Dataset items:
-*-

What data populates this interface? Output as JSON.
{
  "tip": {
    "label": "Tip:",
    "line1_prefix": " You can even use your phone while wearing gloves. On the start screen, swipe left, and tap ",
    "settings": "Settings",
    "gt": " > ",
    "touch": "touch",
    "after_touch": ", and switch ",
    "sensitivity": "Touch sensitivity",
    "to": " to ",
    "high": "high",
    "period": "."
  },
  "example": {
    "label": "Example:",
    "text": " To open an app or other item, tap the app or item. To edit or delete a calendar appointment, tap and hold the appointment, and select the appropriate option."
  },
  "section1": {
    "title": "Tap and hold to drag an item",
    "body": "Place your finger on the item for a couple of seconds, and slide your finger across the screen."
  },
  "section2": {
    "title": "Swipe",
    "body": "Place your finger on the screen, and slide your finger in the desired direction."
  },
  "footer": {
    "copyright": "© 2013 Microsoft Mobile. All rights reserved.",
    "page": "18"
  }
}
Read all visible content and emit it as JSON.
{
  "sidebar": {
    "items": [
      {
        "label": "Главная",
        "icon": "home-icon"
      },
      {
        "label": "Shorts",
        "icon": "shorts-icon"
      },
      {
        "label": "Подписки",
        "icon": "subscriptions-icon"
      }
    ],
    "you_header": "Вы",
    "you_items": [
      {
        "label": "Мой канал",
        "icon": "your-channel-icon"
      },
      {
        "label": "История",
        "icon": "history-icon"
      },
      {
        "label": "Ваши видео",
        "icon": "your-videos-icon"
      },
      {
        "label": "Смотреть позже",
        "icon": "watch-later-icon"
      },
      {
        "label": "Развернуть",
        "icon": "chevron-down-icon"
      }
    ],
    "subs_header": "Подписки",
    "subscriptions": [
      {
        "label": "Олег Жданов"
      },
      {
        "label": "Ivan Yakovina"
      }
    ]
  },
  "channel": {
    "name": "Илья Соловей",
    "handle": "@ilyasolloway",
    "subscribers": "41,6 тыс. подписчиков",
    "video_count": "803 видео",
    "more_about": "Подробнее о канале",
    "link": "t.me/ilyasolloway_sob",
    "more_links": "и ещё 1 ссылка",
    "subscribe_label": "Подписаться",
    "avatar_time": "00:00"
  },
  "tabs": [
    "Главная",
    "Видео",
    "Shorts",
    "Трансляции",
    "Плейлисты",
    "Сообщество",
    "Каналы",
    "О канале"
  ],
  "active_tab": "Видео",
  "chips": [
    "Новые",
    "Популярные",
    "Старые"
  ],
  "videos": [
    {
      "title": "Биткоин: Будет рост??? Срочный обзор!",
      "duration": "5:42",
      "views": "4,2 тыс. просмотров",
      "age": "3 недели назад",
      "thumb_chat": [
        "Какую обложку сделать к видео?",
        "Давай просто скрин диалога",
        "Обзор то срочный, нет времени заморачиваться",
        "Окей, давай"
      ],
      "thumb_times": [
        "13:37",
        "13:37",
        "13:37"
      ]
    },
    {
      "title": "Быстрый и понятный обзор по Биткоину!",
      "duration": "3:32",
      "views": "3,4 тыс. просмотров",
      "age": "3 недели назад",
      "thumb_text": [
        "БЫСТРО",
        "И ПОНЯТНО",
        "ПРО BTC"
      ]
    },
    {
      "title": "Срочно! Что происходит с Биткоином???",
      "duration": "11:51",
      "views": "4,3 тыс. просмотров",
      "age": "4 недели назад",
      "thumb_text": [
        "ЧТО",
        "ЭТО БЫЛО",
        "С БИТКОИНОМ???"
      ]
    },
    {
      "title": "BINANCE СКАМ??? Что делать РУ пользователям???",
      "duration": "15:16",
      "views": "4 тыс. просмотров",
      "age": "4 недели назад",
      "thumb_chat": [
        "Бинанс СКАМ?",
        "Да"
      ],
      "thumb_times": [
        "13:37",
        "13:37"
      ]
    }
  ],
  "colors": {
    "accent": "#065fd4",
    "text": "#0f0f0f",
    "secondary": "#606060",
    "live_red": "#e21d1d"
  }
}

-*-

# [CHALLENGE]
Pull out each record as written and restate it exactly.

# [TASK OUTPUT]
What data populates this interface? Output as JSON.
{
  "tip": {
    "label": "Tip:",
    "line1_prefix": " You can even use your phone while wearing gloves. On the start screen, swipe left, and tap ",
    "settings": "Settings",
    "gt": " > ",
    "touch": "touch",
    "after_touch": ", and switch ",
    "sensitivity": "Touch sensitivity",
    "to": " to ",
    "high": "high",
    "period": "."
  },
  "example": {
    "label": "Example:",
    "text": " To open an app or other item, tap the app or item. To edit or delete a calendar appointment, tap and hold the appointment, and select the appropriate option."
  },
  "section1": {
    "title": "Tap and hold to drag an item",
    "body": "Place your finger on the item for a couple of seconds, and slide your finger across the screen."
  },
  "section2": {
    "title": "Swipe",
    "body": "Place your finger on the screen, and slide your finger in the desired direction."
  },
  "footer": {
    "copyright": "© 2013 Microsoft Mobile. All rights reserved.",
    "page": "18"
  }
}
Read all visible content and emit it as JSON.
{
  "sidebar": {
    "items": [
      {
        "label": "Главная",
        "icon": "home-icon"
      },
      {
        "label": "Shorts",
        "icon": "shorts-icon"
      },
      {
        "label": "Подписки",
        "icon": "subscriptions-icon"
      }
    ],
    "you_header": "Вы",
    "you_items": [
      {
        "label": "Мой канал",
        "icon": "your-channel-icon"
      },
      {
        "label": "История",
        "icon": "history-icon"
      },
      {
        "label": "Ваши видео",
        "icon": "your-videos-icon"
      },
      {
        "label": "Смотреть позже",
        "icon": "watch-later-icon"
      },
      {
        "label": "Развернуть",
        "icon": "chevron-down-icon"
      }
    ],
    "subs_header": "Подписки",
    "subscriptions": [
      {
        "label": "Олег Жданов"
      },
      {
        "label": "Ivan Yakovina"
      }
    ]
  },
  "channel": {
    "name": "Илья Соловей",
    "handle": "@ilyasolloway",
    "subscribers": "41,6 тыс. подписчиков",
    "video_count": "803 видео",
    "more_about": "Подробнее о канале",
    "link": "t.me/ilyasolloway_sob",
    "more_links": "и ещё 1 ссылка",
    "subscribe_label": "Подписаться",
    "avatar_time": "00:00"
  },
  "tabs": [
    "Главная",
    "Видео",
    "Shorts",
    "Трансляции",
    "Плейлисты",
    "Сообщество",
    "Каналы",
    "О канале"
  ],
  "active_tab": "Видео",
  "chips": [
    "Новые",
    "Популярные",
    "Старые"
  ],
  "videos": [
    {
      "title": "Биткоин: Будет рост??? Срочный обзор!",
      "duration": "5:42",
      "views": "4,2 тыс. просмотров",
      "age": "3 недели назад",
      "thumb_chat": [
        "Какую обложку сделать к видео?",
        "Давай просто скрин диалога",
        "Обзор то срочный, нет времени заморачиваться",
        "Окей, давай"
      ],
      "thumb_times": [
        "13:37",
        "13:37",
        "13:37"
      ]
    },
    {
      "title": "Быстрый и понятный обзор по Биткоину!",
      "duration": "3:32",
      "views": "3,4 тыс. просмотров",
      "age": "3 недели назад",
      "thumb_text": [
        "БЫСТРО",
        "И ПОНЯТНО",
        "ПРО BTC"
      ]
    },
    {
      "title": "Срочно! Что происходит с Биткоином???",
      "duration": "11:51",
      "views": "4,3 тыс. просмотров",
      "age": "4 недели назад",
      "thumb_text": [
        "ЧТО",
        "ЭТО БЫЛО",
        "С БИТКОИНОМ???"
      ]
    },
    {
      "title": "BINANCE СКАМ??? Что делать РУ пользователям???",
      "duration": "15:16",
      "views": "4 тыс. просмотров",
      "age": "4 недели назад",
      "thumb_chat": [
        "Бинанс СКАМ?",
        "Да"
      ],
      "thumb_times": [
        "13:37",
        "13:37"
      ]
    }
  ],
  "colors": {
    "accent": "#065fd4",
    "text": "#0f0f0f",
    "secondary": "#606060",
    "live_red": "#e21d1d"
  }
}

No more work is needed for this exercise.